_WHAT YOU HAVE TO DO_
Output each line exactly as it appears, skipping any embedded picture.

_SUPPLIED MATERIAL_
-.-.-

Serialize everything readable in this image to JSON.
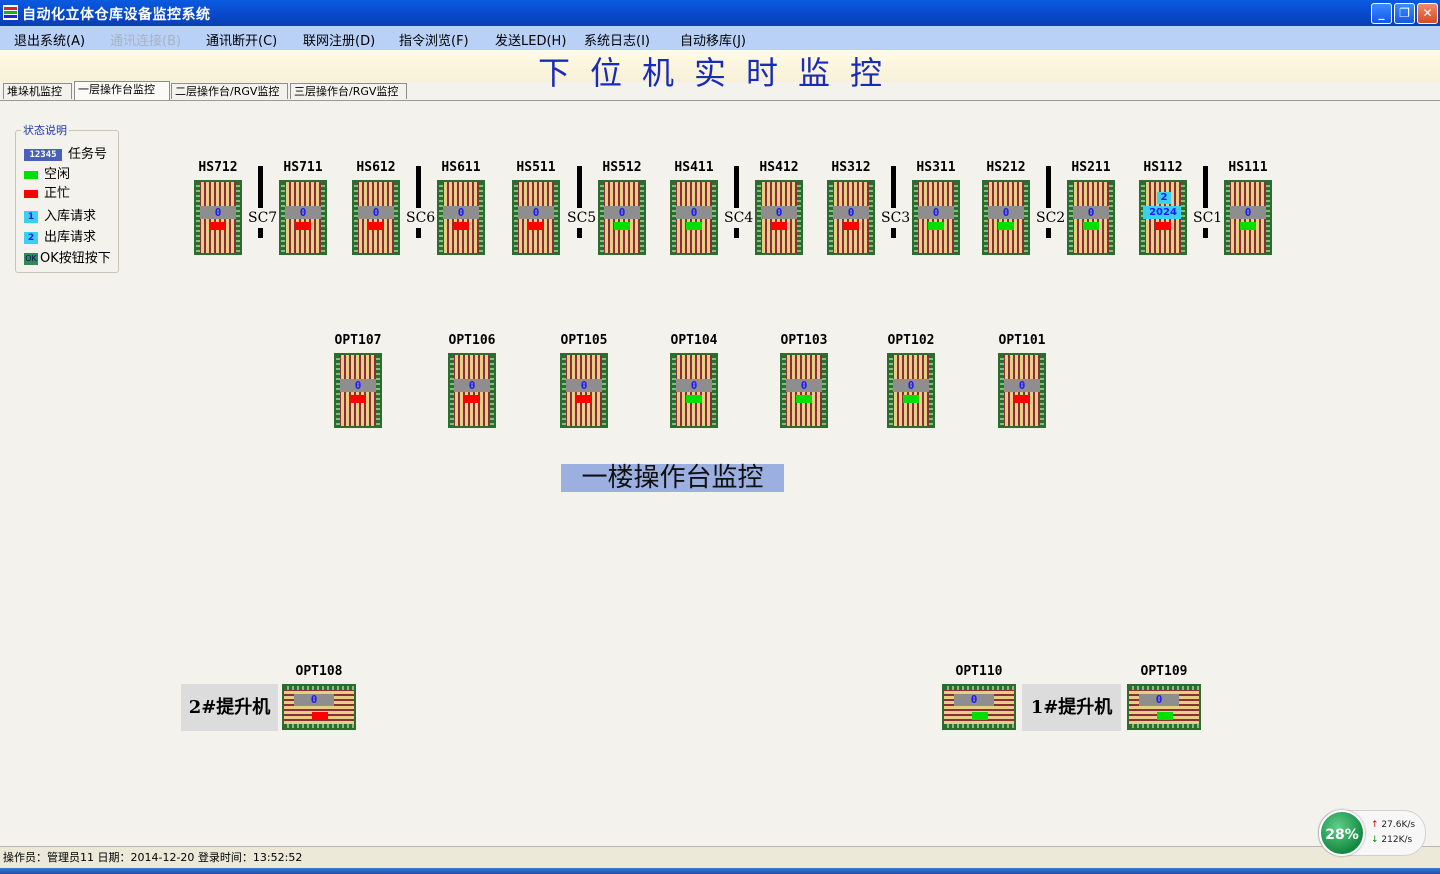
{
  "window": {
    "title": "自动化立体仓库设备监控系统"
  },
  "menu": [
    "退出系统(A)",
    "通讯连接(B)",
    "通讯断开(C)",
    "联网注册(D)",
    "指令浏览(F)",
    "发送LED(H)",
    "系统日志(I)",
    "自动移库(J)"
  ],
  "menu_disabled_index": 1,
  "banner": "下位机实时监控",
  "tabs": [
    "堆垛机监控",
    "一层操作台监控",
    "二层操作台/RGV监控",
    "三层操作台/RGV监控"
  ],
  "active_tab": 1,
  "legend": {
    "title": "状态说明",
    "items": [
      {
        "swatch": "12345",
        "label": "任务号"
      },
      {
        "swatch": "",
        "label": "空闲"
      },
      {
        "swatch": "",
        "label": "正忙"
      },
      {
        "swatch": "1",
        "label": "入库请求"
      },
      {
        "swatch": "2",
        "label": "出库请求"
      },
      {
        "swatch": "OK",
        "label": "OK按钮按下"
      }
    ]
  },
  "colors": {
    "idle": "#00e000",
    "busy": "#ff0000",
    "request": "#3ad0f0",
    "task_bg": "#4a5fb8"
  },
  "hs_stations": [
    {
      "name": "HS712",
      "task": "0",
      "status": "busy"
    },
    {
      "name": "HS711",
      "task": "0",
      "status": "busy"
    },
    {
      "name": "HS612",
      "task": "0",
      "status": "busy"
    },
    {
      "name": "HS611",
      "task": "0",
      "status": "busy"
    },
    {
      "name": "HS511",
      "task": "0",
      "status": "busy"
    },
    {
      "name": "HS512",
      "task": "0",
      "status": "idle"
    },
    {
      "name": "HS411",
      "task": "0",
      "status": "idle"
    },
    {
      "name": "HS412",
      "task": "0",
      "status": "busy"
    },
    {
      "name": "HS312",
      "task": "0",
      "status": "busy"
    },
    {
      "name": "HS311",
      "task": "0",
      "status": "idle"
    },
    {
      "name": "HS212",
      "task": "0",
      "status": "idle"
    },
    {
      "name": "HS211",
      "task": "0",
      "status": "idle"
    },
    {
      "name": "HS112",
      "task": "2024",
      "status": "busy",
      "request": "2"
    },
    {
      "name": "HS111",
      "task": "0",
      "status": "idle"
    }
  ],
  "stackers": [
    "SC7",
    "SC6",
    "SC5",
    "SC4",
    "SC3",
    "SC2",
    "SC1"
  ],
  "opt_stations": [
    {
      "name": "OPT107",
      "task": "0",
      "status": "busy"
    },
    {
      "name": "OPT106",
      "task": "0",
      "status": "busy"
    },
    {
      "name": "OPT105",
      "task": "0",
      "status": "busy"
    },
    {
      "name": "OPT104",
      "task": "0",
      "status": "idle"
    },
    {
      "name": "OPT103",
      "task": "0",
      "status": "idle"
    },
    {
      "name": "OPT102",
      "task": "0",
      "status": "idle"
    },
    {
      "name": "OPT101",
      "task": "0",
      "status": "busy"
    }
  ],
  "section_title": "一楼操作台监控",
  "lifts": {
    "left": {
      "label": "2#提升机",
      "opt": {
        "name": "OPT108",
        "task": "0",
        "status": "busy"
      }
    },
    "right": {
      "label": "1#提升机",
      "opt_left": {
        "name": "OPT110",
        "task": "0",
        "status": "idle"
      },
      "opt_right": {
        "name": "OPT109",
        "task": "0",
        "status": "idle"
      }
    }
  },
  "status_bar": "操作员：管理员11 日期：2014-12-20 登录时间：13:52:52",
  "net_meter": {
    "percent": "28%",
    "up": "27.6K/s",
    "down": "212K/s"
  }
}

-.-.-

_EXERCISE RESULT_
Serialize everything readable in this image to JSON.
{
  "window": {
    "title": "自动化立体仓库设备监控系统"
  },
  "menu": [
    "退出系统(A)",
    "通讯连接(B)",
    "通讯断开(C)",
    "联网注册(D)",
    "指令浏览(F)",
    "发送LED(H)",
    "系统日志(I)",
    "自动移库(J)"
  ],
  "menu_disabled_index": 1,
  "banner": "下位机实时监控",
  "tabs": [
    "堆垛机监控",
    "一层操作台监控",
    "二层操作台/RGV监控",
    "三层操作台/RGV监控"
  ],
  "active_tab": 1,
  "legend": {
    "title": "状态说明",
    "items": [
      {
        "swatch": "12345",
        "label": "任务号"
      },
      {
        "swatch": "",
        "label": "空闲"
      },
      {
        "swatch": "",
        "label": "正忙"
      },
      {
        "swatch": "1",
        "label": "入库请求"
      },
      {
        "swatch": "2",
        "label": "出库请求"
      },
      {
        "swatch": "OK",
        "label": "OK按钮按下"
      }
    ]
  },
  "colors": {
    "idle": "#00e000",
    "busy": "#ff0000",
    "request": "#3ad0f0",
    "task_bg": "#4a5fb8"
  },
  "hs_stations": [
    {
      "name": "HS712",
      "task": "0",
      "status": "busy"
    },
    {
      "name": "HS711",
      "task": "0",
      "status": "busy"
    },
    {
      "name": "HS612",
      "task": "0",
      "status": "busy"
    },
    {
      "name": "HS611",
      "task": "0",
      "status": "busy"
    },
    {
      "name": "HS511",
      "task": "0",
      "status": "busy"
    },
    {
      "name": "HS512",
      "task": "0",
      "status": "idle"
    },
    {
      "name": "HS411",
      "task": "0",
      "status": "idle"
    },
    {
      "name": "HS412",
      "task": "0",
      "status": "busy"
    },
    {
      "name": "HS312",
      "task": "0",
      "status": "busy"
    },
    {
      "name": "HS311",
      "task": "0",
      "status": "idle"
    },
    {
      "name": "HS212",
      "task": "0",
      "status": "idle"
    },
    {
      "name": "HS211",
      "task": "0",
      "status": "idle"
    },
    {
      "name": "HS112",
      "task": "2024",
      "status": "busy",
      "request": "2"
    },
    {
      "name": "HS111",
      "task": "0",
      "status": "idle"
    }
  ],
  "stackers": [
    "SC7",
    "SC6",
    "SC5",
    "SC4",
    "SC3",
    "SC2",
    "SC1"
  ],
  "opt_stations": [
    {
      "name": "OPT107",
      "task": "0",
      "status": "busy"
    },
    {
      "name": "OPT106",
      "task": "0",
      "status": "busy"
    },
    {
      "name": "OPT105",
      "task": "0",
      "status": "busy"
    },
    {
      "name": "OPT104",
      "task": "0",
      "status": "idle"
    },
    {
      "name": "OPT103",
      "task": "0",
      "status": "idle"
    },
    {
      "name": "OPT102",
      "task": "0",
      "status": "idle"
    },
    {
      "name": "OPT101",
      "task": "0",
      "status": "busy"
    }
  ],
  "section_title": "一楼操作台监控",
  "lifts": {
    "left": {
      "label": "2#提升机",
      "opt": {
        "name": "OPT108",
        "task": "0",
        "status": "busy"
      }
    },
    "right": {
      "label": "1#提升机",
      "opt_left": {
        "name": "OPT110",
        "task": "0",
        "status": "idle"
      },
      "opt_right": {
        "name": "OPT109",
        "task": "0",
        "status": "idle"
      }
    }
  },
  "status_bar": "操作员：管理员11 日期：2014-12-20 登录时间：13:52:52",
  "net_meter": {
    "percent": "28%",
    "up": "27.6K/s",
    "down": "212K/s"
  }
}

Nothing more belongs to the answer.